[Rows taken from a collection]

>>>

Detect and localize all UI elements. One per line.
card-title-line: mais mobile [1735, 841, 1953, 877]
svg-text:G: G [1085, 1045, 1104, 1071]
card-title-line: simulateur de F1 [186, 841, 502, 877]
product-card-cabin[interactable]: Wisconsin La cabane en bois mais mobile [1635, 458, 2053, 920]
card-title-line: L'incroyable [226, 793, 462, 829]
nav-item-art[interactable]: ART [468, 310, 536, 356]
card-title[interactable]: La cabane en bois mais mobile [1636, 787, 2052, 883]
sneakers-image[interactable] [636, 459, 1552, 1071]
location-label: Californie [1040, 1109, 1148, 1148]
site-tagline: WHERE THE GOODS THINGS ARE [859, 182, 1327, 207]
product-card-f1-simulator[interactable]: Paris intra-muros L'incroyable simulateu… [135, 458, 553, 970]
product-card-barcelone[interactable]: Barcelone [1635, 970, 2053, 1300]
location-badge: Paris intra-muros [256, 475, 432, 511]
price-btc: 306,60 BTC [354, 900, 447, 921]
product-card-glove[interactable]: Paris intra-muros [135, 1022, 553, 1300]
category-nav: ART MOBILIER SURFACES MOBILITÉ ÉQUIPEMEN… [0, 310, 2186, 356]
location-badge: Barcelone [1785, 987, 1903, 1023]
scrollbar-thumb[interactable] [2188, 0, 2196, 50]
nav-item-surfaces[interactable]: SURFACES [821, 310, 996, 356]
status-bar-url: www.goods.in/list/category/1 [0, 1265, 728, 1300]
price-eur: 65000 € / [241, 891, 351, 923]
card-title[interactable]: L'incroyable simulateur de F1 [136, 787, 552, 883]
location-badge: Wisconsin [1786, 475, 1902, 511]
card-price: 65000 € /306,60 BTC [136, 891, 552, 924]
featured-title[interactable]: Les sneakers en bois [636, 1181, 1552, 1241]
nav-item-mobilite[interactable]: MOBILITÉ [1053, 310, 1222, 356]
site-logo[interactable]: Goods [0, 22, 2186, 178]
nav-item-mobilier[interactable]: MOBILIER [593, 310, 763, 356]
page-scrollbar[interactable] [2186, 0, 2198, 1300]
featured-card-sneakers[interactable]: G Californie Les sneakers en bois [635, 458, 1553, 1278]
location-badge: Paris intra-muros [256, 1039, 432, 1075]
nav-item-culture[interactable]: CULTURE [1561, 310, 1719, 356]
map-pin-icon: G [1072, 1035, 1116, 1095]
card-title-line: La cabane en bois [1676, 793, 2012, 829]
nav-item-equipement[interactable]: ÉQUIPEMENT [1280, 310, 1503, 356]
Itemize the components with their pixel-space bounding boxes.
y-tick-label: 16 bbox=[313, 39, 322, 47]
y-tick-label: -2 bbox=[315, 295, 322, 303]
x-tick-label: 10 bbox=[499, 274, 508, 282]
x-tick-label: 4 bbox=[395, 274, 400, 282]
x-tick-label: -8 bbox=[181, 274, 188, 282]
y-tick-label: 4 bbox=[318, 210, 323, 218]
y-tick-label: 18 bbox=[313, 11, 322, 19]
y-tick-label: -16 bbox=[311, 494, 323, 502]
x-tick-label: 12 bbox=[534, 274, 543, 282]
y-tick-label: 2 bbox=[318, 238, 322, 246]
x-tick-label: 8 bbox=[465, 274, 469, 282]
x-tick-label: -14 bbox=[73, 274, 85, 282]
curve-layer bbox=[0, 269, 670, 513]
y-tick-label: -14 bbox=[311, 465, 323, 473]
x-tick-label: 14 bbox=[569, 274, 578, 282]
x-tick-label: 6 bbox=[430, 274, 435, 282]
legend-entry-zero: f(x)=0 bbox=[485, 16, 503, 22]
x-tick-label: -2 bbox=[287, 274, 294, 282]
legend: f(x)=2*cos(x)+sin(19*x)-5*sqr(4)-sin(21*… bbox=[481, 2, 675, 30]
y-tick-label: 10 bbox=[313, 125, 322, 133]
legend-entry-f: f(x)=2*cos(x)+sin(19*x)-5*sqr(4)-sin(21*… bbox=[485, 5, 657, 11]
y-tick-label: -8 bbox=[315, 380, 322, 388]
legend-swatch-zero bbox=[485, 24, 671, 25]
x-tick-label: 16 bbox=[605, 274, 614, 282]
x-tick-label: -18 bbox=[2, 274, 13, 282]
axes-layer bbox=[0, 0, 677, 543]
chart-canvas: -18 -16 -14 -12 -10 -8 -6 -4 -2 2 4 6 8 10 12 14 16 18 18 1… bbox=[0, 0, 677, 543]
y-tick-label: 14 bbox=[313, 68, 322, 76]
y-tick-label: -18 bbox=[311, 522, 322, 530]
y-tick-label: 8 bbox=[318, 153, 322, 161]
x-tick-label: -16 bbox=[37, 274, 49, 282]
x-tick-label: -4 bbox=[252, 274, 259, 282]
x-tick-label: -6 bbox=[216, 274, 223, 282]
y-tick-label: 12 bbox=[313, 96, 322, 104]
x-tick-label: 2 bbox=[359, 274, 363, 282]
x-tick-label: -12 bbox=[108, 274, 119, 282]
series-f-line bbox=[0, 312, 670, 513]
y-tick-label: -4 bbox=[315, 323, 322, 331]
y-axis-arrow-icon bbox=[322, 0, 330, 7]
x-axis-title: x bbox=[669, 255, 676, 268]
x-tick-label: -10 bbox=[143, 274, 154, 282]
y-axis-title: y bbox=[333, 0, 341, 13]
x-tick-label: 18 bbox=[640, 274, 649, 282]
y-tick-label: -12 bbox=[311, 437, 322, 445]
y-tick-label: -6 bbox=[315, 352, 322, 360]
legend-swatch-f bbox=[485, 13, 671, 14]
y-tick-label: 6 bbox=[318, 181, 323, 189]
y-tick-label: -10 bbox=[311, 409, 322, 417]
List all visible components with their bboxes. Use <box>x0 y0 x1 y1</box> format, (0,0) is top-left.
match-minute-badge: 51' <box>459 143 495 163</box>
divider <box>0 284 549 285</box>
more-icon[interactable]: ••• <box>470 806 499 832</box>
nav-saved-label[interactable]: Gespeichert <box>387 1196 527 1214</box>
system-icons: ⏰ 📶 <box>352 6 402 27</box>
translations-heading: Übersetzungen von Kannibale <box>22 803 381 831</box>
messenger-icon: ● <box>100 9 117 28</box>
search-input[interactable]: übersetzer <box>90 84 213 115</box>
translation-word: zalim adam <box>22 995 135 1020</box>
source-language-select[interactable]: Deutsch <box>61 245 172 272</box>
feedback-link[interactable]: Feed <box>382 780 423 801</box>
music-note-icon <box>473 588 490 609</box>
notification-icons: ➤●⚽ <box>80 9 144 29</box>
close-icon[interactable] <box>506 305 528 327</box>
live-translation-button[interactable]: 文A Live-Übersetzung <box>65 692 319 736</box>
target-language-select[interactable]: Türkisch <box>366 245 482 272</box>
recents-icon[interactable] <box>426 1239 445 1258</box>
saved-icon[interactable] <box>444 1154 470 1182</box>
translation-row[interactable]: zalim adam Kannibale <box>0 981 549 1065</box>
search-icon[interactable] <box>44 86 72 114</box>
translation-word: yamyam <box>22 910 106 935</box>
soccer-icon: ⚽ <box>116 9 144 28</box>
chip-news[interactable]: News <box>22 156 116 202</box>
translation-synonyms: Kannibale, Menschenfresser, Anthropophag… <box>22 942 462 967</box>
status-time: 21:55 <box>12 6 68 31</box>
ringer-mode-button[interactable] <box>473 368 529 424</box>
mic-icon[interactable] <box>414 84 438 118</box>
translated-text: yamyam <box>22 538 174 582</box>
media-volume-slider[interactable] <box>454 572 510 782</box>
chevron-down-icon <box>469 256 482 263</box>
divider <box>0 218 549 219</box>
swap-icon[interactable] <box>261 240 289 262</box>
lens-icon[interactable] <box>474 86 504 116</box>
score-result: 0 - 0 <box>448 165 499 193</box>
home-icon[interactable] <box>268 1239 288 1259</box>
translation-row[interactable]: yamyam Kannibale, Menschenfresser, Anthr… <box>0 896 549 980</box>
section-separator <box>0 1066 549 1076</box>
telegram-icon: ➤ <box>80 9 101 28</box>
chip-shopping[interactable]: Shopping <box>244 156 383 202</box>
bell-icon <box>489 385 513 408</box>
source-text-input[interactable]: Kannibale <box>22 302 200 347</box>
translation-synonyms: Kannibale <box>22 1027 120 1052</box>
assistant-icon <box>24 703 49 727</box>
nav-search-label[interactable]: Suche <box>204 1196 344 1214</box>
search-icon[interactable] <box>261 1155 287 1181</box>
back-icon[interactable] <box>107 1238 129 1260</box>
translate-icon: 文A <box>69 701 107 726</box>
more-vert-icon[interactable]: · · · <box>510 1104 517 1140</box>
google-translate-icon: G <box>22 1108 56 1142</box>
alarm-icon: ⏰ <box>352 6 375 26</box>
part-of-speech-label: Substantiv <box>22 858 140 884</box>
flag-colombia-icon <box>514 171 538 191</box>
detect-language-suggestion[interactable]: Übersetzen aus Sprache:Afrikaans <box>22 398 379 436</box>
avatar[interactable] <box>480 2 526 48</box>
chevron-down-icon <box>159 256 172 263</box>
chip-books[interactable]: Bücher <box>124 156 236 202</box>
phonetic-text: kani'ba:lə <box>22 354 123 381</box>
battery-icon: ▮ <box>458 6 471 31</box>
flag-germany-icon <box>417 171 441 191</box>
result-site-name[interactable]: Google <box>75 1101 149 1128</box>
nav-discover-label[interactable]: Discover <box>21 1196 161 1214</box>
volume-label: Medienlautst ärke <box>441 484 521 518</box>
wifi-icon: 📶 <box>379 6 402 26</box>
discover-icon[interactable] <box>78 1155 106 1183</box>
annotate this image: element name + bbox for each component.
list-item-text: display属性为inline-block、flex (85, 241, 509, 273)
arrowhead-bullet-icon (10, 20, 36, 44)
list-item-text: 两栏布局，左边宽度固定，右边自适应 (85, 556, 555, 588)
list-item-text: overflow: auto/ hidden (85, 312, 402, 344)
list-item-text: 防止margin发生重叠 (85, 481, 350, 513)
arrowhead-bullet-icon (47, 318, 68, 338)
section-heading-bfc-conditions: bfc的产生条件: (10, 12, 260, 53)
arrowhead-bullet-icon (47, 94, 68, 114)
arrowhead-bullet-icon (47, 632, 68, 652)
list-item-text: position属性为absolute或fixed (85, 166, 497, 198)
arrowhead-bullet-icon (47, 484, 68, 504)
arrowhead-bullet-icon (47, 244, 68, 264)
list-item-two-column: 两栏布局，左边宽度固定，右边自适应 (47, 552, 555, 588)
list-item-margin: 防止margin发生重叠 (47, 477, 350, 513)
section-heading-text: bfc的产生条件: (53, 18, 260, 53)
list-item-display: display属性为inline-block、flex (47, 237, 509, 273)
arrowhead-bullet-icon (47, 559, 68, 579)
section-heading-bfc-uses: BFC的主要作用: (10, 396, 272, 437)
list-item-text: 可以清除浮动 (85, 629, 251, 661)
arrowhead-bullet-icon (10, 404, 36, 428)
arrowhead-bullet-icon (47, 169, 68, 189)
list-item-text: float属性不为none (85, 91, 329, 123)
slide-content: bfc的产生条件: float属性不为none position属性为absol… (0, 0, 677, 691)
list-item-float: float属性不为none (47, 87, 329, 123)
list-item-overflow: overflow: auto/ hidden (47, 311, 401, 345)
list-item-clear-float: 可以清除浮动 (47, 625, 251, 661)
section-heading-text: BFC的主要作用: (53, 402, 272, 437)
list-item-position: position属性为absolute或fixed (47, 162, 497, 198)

<<<

* **THE PROBLEM**:
Please reproduce the stretch of rows from the start through the one containing "970, 2053, 1300]", renaming "card-title-line" to "card-heading-line" and leaving everything else unchanged.

* **RESPONSE**:
Detect and localize all UI elements. One per line.
card-heading-line: mais mobile [1735, 841, 1953, 877]
svg-text:G: G [1085, 1045, 1104, 1071]
card-heading-line: simulateur de F1 [186, 841, 502, 877]
product-card-cabin[interactable]: Wisconsin La cabane en bois mais mobile [1635, 458, 2053, 920]
card-heading-line: L'incroyable [226, 793, 462, 829]
nav-item-art[interactable]: ART [468, 310, 536, 356]
card-title[interactable]: La cabane en bois mais mobile [1636, 787, 2052, 883]
sneakers-image[interactable] [636, 459, 1552, 1071]
location-label: Californie [1040, 1109, 1148, 1148]
site-tagline: WHERE THE GOODS THINGS ARE [859, 182, 1327, 207]
product-card-f1-simulator[interactable]: Paris intra-muros L'incroyable simulateu… [135, 458, 553, 970]
product-card-barcelone[interactable]: Barcelone [1635, 970, 2053, 1300]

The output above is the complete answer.